◆ Task to complete: Below is a listing to transcribe in full and exactly; keep the pictures out.

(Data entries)

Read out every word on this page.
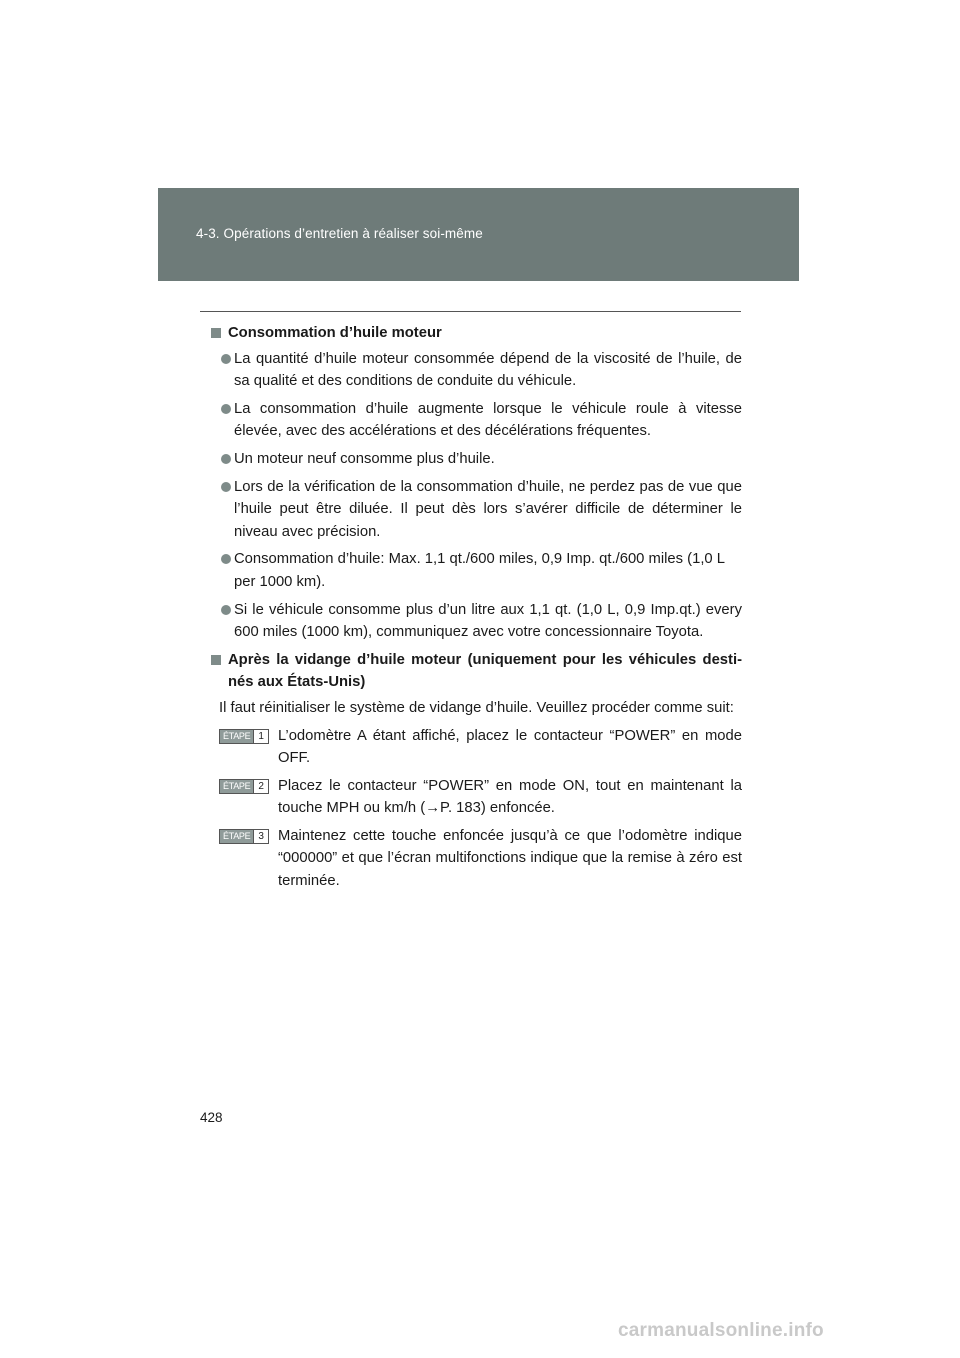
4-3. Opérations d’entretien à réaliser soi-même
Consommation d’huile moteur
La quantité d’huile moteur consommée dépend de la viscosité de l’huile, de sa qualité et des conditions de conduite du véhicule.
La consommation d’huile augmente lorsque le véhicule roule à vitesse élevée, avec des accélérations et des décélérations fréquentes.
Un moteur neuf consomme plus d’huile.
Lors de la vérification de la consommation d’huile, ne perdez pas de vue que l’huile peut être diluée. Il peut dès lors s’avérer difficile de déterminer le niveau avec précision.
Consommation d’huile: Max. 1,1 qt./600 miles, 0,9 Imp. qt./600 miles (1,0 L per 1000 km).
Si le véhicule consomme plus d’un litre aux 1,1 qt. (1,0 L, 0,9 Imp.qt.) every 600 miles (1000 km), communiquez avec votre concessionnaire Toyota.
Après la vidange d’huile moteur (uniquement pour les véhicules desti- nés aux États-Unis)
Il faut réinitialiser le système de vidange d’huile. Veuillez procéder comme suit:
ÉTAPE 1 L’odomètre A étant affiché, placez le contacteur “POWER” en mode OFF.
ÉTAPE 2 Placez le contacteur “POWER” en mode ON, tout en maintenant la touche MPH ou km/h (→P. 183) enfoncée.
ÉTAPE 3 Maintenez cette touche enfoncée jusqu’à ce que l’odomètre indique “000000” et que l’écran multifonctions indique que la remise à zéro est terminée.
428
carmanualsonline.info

◆ Task output:
Read out every word on this page.
4-3. Opérations d’entretien à réaliser soi-même
Consommation d’huile moteur
La quantité d’huile moteur consommée dépend de la viscosité de l’huile, de sa qualité et des conditions de conduite du véhicule.
La consommation d’huile augmente lorsque le véhicule roule à vitesse élevée, avec des accélérations et des décélérations fréquentes.
Un moteur neuf consomme plus d’huile.
Lors de la vérification de la consommation d’huile, ne perdez pas de vue que l’huile peut être diluée. Il peut dès lors s’avérer difficile de déterminer le niveau avec précision.
Consommation d’huile: Max. 1,1 qt./600 miles, 0,9 Imp. qt./600 miles (1,0 L per 1000 km).
Si le véhicule consomme plus d’un litre aux 1,1 qt. (1,0 L, 0,9 Imp.qt.) every 600 miles (1000 km), communiquez avec votre concessionnaire Toyota.
Après la vidange d’huile moteur (uniquement pour les véhicules desti- nés aux États-Unis)
Il faut réinitialiser le système de vidange d’huile. Veuillez procéder comme suit:
ÉTAPE 1 L’odomètre A étant affiché, placez le contacteur “POWER” en mode OFF.
ÉTAPE 2 Placez le contacteur “POWER” en mode ON, tout en maintenant la touche MPH ou km/h (→P. 183) enfoncée.
ÉTAPE 3 Maintenez cette touche enfoncée jusqu’à ce que l’odomètre indique “000000” et que l’écran multifonctions indique que la remise à zéro est terminée.
428
carmanualsonline.info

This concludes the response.